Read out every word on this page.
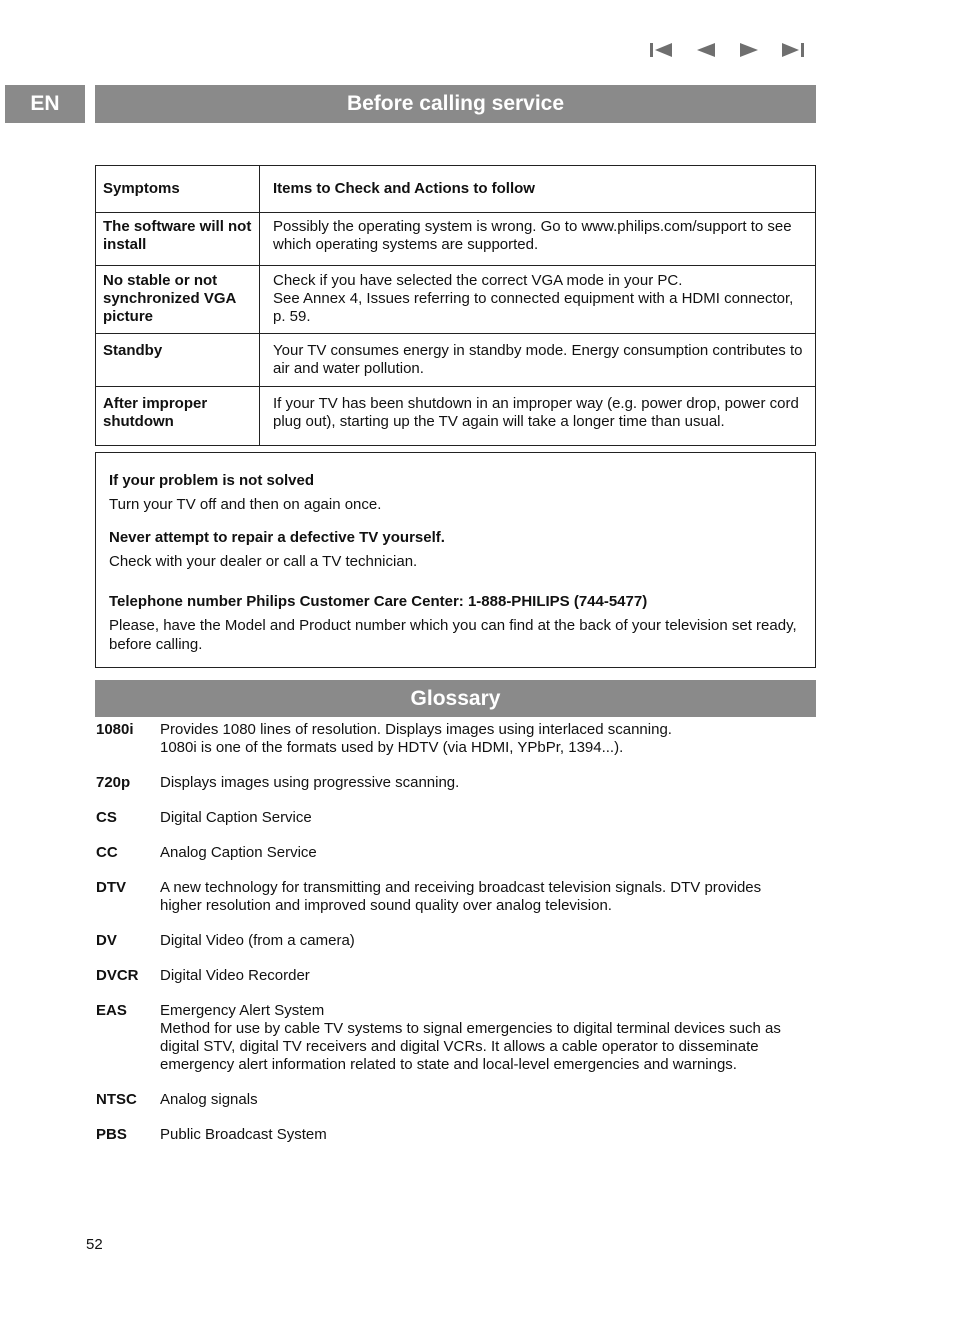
EN	Before calling service
Symptoms	Items to Check and Actions to follow
The software will not install	Possibly the operating system is wrong. Go to www.philips.com/support to see which operating systems are supported.
No stable or not synchronized VGA picture	Check if you have selected the correct VGA mode in your PC.
See Annex 4, Issues referring to connected equipment with a HDMI connector, p. 59.

Standby	Your TV consumes energy in standby mode. Energy consumption contributes to air and water pollution.
After improper shutdown	If your TV has been shutdown in an improper way (e.g. power drop, power cord plug out), starting up the TV again will take a longer time than usual.
If your problem is not solved
Turn your TV off and then on again once.
Never attempt to repair a defective TV yourself.
Check with your dealer or call a TV technician.
Telephone number Philips Customer Care Center: 1-888-PHILIPS (744-5477)
Please, have the Model and Product number which you can find at the back of your television set ready, before calling.
Glossary
1080i	Provides 1080 lines of resolution. Displays images using interlaced scanning.
1080i is one of the formats used by HDTV (via HDMI, YPbPr, 1394...).
720p	Displays images using progressive scanning.
CS	Digital Caption Service
CC	Analog Caption Service
DTV	A new technology for transmitting and receiving broadcast television signals. DTV provides higher resolution and improved sound quality over analog television.
DV	Digital Video (from a camera)
DVCR	Digital Video Recorder
EAS	Emergency Alert System
Method for use by cable TV systems to signal emergencies to digital terminal devices such as digital STV, digital TV receivers and digital VCRs. It allows a cable operator to disseminate emergency alert information related to state and local-level emergencies and warnings.
NTSC	Analog signals
PBS	Public Broadcast System
52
··········
* What you are asked to do *
Copy all the data exactly as written, but skip any picture.

* Full answer *
Read out every word on this page.
EN	Before calling service
Symptoms	Items to Check and Actions to follow
The software will not install	Possibly the operating system is wrong. Go to www.philips.com/support to see which operating systems are supported.
No stable or not synchronized VGA picture	Check if you have selected the correct VGA mode in your PC.
See Annex 4, Issues referring to connected equipment with a HDMI connector, p. 59.

Standby	Your TV consumes energy in standby mode. Energy consumption contributes to air and water pollution.
After improper shutdown	If your TV has been shutdown in an improper way (e.g. power drop, power cord plug out), starting up the TV again will take a longer time than usual.
If your problem is not solved
Turn your TV off and then on again once.
Never attempt to repair a defective TV yourself.
Check with your dealer or call a TV technician.
Telephone number Philips Customer Care Center: 1-888-PHILIPS (744-5477)
Please, have the Model and Product number which you can find at the back of your television set ready, before calling.
Glossary
1080i	Provides 1080 lines of resolution. Displays images using interlaced scanning.
1080i is one of the formats used by HDTV (via HDMI, YPbPr, 1394...).
720p	Displays images using progressive scanning.
CS	Digital Caption Service
CC	Analog Caption Service
DTV	A new technology for transmitting and receiving broadcast television signals. DTV provides higher resolution and improved sound quality over analog television.
DV	Digital Video (from a camera)
DVCR	Digital Video Recorder
EAS	Emergency Alert System
Method for use by cable TV systems to signal emergencies to digital terminal devices such as digital STV, digital TV receivers and digital VCRs. It allows a cable operator to disseminate emergency alert information related to state and local-level emergencies and warnings.
NTSC	Analog signals
PBS	Public Broadcast System
52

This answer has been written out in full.